Peygamber'in evleri hakkındaki meal metninden "Diyanet İşleri (eski)" ile başlayıp "katında büyük şeydir." ile biten bölümü hiçbir değişiklik yapmadan aktarın.

• [Seçilmiş metin]:
((

Celal Yıldırım : Ey imân edenler! Peygamberin evlerine, yemeğe izin verilmeksizin, vaktine de bakılmaksızın girmeyin. Ancak davet edildiğinizde girin, yemek yediğinizden hemen sonra dağılın. Söz ve sohbette bulunmak için de izinsiz girmeyin. Şüphesiz ki bu gibi davranışlarınız Peygamberi üzüyor, sizden utanıp bir şey de demiyor. Ama Allah, hakkı söylemekten çekinmez. Peygamberin eşlerinden işe yarar bir şey sormak istediğiniz zaman perde arkasından kendilerinden sorun ; bu ölçüde hareket etmeniz hem sizin kalbleriniz, hem onların kalbleri için daha temiz, daha nezihtir. Allah'ın Peygamberini incitmeniz ve kendisinden sonra O'nun eşleriyle evlenmeniz size asla helâl değildir. Böyle bir şey yapmanız Allah yanında çok büyük (bir günah)tır.
Diyanet İşleri : Ey iman edenler! Yemek için çağrılmaksızın ve yemeğin pişmesini beklemeksizin (vakitli vakitsiz) Peygamber’in evlerine girmeyin, çağrıldığınız zaman girin. Yemeği yiyince de hemen dağılın. Sohbet için beklemeyin. Çünkü bu davranışınız Peygamber’i rahatsız etmekte, fakat o sizden de çekinmektedir. Allah ise gerçeği söylemekten çekinmez. Peygamberin hanımlarından bir şey istediğiniz zaman perde arkasından isteyin. Böyle davranmanız hem sizin kalpleriniz, hem de onların kalpleri için daha temizdir. Allah’ın Resûlüne rahatsızlık vermeniz ve kendisinden sonra hanımlarını nikâhlamanız ebediyyen söz konusu olamaz. Çünkü bu, Allah katında büyük bir günahtır.
Diyanet İşleri (eski) : Ey inananlar! Peygamber'in evlerine, yemeğe çağırılmaksızın vakitli vakitsiz girmeyin; fakat davet edilseniz girin ve yemeği yiyince, dağılın. Sohbet etmek için de girip oturmayın. Bu haliniz Peygamber'i üzüyor, o da size bir şey söylemeye çekiniyordu. Allah gerçeği söylemekten çekinmez. Peygamber'in eşlerinden bir şey isteyeceğinizde onu perde arkasından isteyin. Bu sayede sizin gönülleriniz de, onların gönülleri de daha temiz kalır. Bundan sonra ne Allah'ın Peygamber'ini üzmeniz ve ne de O'nuneşlerini nikahlamanız asla caiz değildir. Doğrusu bu, Allah katında büyük şeydir.

))

• [Kaydedilmiş veriler]:
((

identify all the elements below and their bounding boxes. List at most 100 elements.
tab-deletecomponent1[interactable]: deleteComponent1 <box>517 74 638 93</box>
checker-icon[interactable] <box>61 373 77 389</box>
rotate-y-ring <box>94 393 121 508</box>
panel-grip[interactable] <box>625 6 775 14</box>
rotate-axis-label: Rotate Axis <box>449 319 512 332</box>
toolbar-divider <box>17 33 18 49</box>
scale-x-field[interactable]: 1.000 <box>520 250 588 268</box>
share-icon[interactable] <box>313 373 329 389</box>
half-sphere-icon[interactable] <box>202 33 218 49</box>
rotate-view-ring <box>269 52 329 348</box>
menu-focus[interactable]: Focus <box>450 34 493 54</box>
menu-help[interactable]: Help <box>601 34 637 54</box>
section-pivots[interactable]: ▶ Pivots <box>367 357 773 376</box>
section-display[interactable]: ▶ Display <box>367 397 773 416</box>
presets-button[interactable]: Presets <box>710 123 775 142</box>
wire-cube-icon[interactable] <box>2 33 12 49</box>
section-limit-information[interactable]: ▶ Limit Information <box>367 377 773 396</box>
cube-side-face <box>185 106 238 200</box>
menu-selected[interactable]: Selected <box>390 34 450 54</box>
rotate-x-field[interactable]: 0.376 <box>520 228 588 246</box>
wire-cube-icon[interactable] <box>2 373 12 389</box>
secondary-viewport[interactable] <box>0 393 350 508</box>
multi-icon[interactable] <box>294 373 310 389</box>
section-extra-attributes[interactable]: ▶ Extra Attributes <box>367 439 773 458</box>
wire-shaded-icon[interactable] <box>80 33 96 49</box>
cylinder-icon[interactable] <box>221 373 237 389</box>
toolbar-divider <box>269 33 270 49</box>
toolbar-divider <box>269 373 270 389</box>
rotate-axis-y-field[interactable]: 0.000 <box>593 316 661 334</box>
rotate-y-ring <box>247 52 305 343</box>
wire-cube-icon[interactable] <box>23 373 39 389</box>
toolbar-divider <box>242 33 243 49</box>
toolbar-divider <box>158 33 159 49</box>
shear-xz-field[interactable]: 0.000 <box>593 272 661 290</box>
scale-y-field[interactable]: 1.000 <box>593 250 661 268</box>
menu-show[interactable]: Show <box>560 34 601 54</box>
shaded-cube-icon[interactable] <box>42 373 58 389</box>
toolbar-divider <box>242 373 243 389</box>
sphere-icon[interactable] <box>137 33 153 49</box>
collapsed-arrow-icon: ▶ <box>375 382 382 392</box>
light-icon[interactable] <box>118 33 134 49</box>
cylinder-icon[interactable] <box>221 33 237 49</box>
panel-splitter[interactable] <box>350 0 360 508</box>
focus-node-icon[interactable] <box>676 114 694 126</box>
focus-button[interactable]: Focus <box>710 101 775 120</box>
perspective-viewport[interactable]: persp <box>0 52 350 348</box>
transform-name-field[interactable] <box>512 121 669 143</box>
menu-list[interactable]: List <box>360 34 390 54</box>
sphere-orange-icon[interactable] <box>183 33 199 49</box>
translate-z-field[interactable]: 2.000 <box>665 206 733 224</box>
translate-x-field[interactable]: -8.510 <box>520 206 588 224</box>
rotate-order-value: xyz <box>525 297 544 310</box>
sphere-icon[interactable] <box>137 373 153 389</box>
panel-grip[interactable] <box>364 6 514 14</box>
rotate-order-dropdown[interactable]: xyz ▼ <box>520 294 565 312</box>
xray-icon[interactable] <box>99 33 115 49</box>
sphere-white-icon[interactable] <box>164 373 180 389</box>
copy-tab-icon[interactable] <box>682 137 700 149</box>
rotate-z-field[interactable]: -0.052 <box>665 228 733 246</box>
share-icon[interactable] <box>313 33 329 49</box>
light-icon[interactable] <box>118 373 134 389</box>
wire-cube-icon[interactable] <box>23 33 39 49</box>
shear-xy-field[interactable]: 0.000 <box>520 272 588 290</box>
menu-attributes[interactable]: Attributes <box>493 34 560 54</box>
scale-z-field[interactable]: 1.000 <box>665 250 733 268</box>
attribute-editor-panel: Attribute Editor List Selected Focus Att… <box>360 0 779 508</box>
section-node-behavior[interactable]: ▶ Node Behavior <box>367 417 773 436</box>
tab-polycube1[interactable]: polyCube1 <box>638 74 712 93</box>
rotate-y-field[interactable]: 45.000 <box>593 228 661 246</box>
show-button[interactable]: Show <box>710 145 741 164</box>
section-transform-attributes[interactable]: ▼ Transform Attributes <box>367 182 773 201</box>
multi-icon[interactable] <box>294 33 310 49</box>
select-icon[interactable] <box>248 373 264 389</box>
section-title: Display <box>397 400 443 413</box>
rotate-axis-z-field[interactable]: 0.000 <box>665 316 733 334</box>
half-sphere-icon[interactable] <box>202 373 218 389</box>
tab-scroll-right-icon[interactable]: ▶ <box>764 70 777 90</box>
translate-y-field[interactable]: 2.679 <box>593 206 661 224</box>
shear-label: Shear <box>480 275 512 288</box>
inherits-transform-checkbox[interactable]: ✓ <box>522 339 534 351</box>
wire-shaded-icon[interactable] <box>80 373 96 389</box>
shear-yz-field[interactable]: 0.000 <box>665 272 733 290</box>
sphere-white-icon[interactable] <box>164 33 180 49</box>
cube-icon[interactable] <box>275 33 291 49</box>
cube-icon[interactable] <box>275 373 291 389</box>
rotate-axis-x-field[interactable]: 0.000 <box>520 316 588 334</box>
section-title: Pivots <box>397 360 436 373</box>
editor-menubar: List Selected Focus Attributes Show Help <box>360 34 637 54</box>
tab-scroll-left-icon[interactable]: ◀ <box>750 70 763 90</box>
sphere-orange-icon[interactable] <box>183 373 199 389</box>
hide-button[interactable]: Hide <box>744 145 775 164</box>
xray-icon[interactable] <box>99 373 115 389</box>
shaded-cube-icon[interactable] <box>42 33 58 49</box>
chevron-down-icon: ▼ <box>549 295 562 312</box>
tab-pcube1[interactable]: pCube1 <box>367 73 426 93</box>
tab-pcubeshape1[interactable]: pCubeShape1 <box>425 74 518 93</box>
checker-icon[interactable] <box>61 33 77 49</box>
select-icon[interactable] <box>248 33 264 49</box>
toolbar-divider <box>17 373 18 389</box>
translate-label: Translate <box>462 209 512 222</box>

))

• [Alıştırmanın cevabı]:
Diyanet İşleri (eski) : Ey inananlar! Peygamber'in evlerine, yemeğe çağırılmaksızın vakitli vakitsiz girmeyin; fakat davet edilseniz girin ve yemeği yiyince, dağılın. Sohbet etmek için de girip oturmayın. Bu haliniz Peygamber'i üzüyor, o da size bir şey söylemeye çekiniyordu. Allah gerçeği söylemekten çekinmez. Peygamber'in eşlerinden bir şey isteyeceğinizde onu perde arkasından isteyin. Bu sayede sizin gönülleriniz de, onların gönülleri de daha temiz kalır. Bundan sonra ne Allah'ın Peygamber'ini üzmeniz ve ne de O'nuneşlerini nikahlamanız asla caiz değildir. Doğrusu bu, Allah katında büyük şeydir.